### Written task
Copy all of the data that follows line for line, without changing a single character.

### Data listing
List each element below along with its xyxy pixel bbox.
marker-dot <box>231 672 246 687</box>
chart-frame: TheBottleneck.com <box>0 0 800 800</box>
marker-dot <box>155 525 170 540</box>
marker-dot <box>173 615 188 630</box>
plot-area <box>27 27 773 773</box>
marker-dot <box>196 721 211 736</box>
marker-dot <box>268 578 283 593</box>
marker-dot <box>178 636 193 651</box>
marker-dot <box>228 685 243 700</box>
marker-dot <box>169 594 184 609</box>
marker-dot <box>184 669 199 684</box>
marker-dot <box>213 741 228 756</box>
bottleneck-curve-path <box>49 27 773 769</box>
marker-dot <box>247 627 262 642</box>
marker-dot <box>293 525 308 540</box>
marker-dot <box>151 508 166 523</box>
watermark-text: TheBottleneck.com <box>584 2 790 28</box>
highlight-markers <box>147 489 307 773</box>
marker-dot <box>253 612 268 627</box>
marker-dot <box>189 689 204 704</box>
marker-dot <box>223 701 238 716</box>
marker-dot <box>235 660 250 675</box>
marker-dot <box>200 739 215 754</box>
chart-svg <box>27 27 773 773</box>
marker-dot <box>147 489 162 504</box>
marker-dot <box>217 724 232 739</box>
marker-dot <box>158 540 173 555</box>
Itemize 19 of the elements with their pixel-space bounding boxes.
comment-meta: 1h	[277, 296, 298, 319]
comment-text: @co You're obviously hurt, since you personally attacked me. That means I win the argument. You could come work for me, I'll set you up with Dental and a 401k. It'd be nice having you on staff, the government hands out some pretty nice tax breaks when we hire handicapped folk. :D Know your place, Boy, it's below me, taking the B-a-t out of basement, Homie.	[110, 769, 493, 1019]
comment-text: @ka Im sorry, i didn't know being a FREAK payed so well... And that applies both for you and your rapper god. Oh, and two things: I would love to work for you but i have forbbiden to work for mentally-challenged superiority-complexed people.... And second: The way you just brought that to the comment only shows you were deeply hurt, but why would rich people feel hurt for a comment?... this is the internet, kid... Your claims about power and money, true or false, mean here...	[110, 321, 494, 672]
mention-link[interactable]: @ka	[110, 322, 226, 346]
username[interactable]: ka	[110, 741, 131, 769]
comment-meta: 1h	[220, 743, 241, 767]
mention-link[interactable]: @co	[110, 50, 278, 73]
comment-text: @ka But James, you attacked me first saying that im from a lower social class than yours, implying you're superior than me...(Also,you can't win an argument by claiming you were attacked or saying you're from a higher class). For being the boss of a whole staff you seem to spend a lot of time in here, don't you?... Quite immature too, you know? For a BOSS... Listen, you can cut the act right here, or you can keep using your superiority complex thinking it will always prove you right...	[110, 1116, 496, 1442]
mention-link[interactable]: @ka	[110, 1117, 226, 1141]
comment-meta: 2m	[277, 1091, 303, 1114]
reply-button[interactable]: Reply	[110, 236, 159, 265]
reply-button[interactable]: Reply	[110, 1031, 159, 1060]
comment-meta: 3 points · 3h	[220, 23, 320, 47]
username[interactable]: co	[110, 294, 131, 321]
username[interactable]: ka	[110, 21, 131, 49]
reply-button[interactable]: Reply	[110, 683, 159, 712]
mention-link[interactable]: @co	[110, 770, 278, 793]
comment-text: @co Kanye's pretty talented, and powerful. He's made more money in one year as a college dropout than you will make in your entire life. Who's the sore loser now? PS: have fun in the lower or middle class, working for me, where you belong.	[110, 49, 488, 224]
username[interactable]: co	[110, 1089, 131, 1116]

### The result
List each element below along with its xyxy pixel bbox.
marker-dot <box>231 672 246 687</box>
chart-frame: TheBottleneck.com <box>0 0 800 800</box>
marker-dot <box>155 525 170 540</box>
marker-dot <box>173 615 188 630</box>
plot-area <box>27 27 773 773</box>
marker-dot <box>196 721 211 736</box>
marker-dot <box>268 578 283 593</box>
marker-dot <box>178 636 193 651</box>
marker-dot <box>228 685 243 700</box>
marker-dot <box>169 594 184 609</box>
marker-dot <box>184 669 199 684</box>
marker-dot <box>213 741 228 756</box>
bottleneck-curve-path <box>49 27 773 769</box>
marker-dot <box>247 627 262 642</box>
marker-dot <box>293 525 308 540</box>
marker-dot <box>151 508 166 523</box>
watermark-text: TheBottleneck.com <box>584 2 790 28</box>
highlight-markers <box>147 489 307 773</box>
marker-dot <box>253 612 268 627</box>
marker-dot <box>189 689 204 704</box>
marker-dot <box>223 701 238 716</box>
marker-dot <box>235 660 250 675</box>
marker-dot <box>200 739 215 754</box>
chart-svg <box>27 27 773 773</box>
marker-dot <box>147 489 162 504</box>
marker-dot <box>217 724 232 739</box>
marker-dot <box>158 540 173 555</box>
Itemize 19 of the elements with their pixel-space bounding boxes.
comment-meta: 1h	[277, 296, 298, 319]
comment-text: @co You're obviously hurt, since you personally attacked me. That means I win the argument. You could come work for me, I'll set you up with Dental and a 401k. It'd be nice having you on staff, the government hands out some pretty nice tax breaks when we hire handicapped folk. :D Know your place, Boy, it's below me, taking the B-a-t out of basement, Homie.	[110, 769, 493, 1019]
comment-text: @ka Im sorry, i didn't know being a FREAK payed so well... And that applies both for you and your rapper god. Oh, and two things: I would love to work for you but i have forbbiden to work for mentally-challenged superiority-complexed people.... And second: The way you just brought that to the comment only shows you were deeply hurt, but why would rich people feel hurt for a comment?... this is the internet, kid... Your claims about power and money, true or false, mean here...	[110, 321, 494, 672]
mention-link[interactable]: @ka	[110, 322, 226, 346]
username[interactable]: ka	[110, 741, 131, 769]
comment-meta: 1h	[220, 743, 241, 767]
mention-link[interactable]: @co	[110, 50, 278, 73]
comment-text: @ka But James, you attacked me first saying that im from a lower social class than yours, implying you're superior than me...(Also,you can't win an argument by claiming you were attacked or saying you're from a higher class). For being the boss of a whole staff you seem to spend a lot of time in here, don't you?... Quite immature too, you know? For a BOSS... Listen, you can cut the act right here, or you can keep using your superiority complex thinking it will always prove you right...	[110, 1116, 496, 1442]
mention-link[interactable]: @ka	[110, 1117, 226, 1141]
comment-meta: 2m	[277, 1091, 303, 1114]
reply-button[interactable]: Reply	[110, 236, 159, 265]
reply-button[interactable]: Reply	[110, 1031, 159, 1060]
comment-meta: 3 points · 3h	[220, 23, 320, 47]
username[interactable]: co	[110, 294, 131, 321]
username[interactable]: ka	[110, 21, 131, 49]
reply-button[interactable]: Reply	[110, 683, 159, 712]
mention-link[interactable]: @co	[110, 770, 278, 793]
comment-text: @co Kanye's pretty talented, and powerful. He's made more money in one year as a college dropout than you will make in your entire life. Who's the sore loser now? PS: have fun in the lower or middle class, working for me, where you belong.	[110, 49, 488, 224]
username[interactable]: co	[110, 1089, 131, 1116]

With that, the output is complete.